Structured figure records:
########

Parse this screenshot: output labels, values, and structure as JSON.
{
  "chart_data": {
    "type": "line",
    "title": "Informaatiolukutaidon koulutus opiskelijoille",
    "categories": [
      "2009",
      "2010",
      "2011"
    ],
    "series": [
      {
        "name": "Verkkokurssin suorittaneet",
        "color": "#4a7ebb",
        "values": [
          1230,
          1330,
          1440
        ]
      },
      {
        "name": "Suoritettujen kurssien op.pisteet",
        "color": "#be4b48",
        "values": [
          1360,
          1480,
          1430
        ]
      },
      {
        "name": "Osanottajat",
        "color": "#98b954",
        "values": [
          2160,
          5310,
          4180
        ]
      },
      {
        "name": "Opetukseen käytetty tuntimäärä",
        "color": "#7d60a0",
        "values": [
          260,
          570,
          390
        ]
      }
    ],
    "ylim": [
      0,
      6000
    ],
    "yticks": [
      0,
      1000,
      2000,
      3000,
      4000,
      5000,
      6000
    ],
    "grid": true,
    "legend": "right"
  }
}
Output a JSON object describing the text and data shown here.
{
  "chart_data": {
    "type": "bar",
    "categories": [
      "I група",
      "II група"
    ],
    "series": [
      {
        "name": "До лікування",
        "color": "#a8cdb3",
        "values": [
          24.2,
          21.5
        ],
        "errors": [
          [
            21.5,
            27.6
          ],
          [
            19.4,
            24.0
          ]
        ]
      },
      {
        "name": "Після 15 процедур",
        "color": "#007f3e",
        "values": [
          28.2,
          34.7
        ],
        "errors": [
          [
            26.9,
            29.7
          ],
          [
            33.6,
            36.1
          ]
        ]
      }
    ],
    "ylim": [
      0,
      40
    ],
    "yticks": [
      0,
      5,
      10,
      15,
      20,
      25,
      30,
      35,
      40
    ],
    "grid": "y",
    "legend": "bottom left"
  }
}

########

EXERCISE TASK:
Copy each line of the entries that includes the word "name".

RESULT FOR THIS TASK:
        "name": "Verkkokurssin suorittaneet",
        "name": "Suoritettujen kurssien op.pisteet",
        "name": "Osanottajat",
        "name": "Opetukseen käytetty tuntimäärä",
        "name": "До лікування",
        "name": "Після 15 процедур",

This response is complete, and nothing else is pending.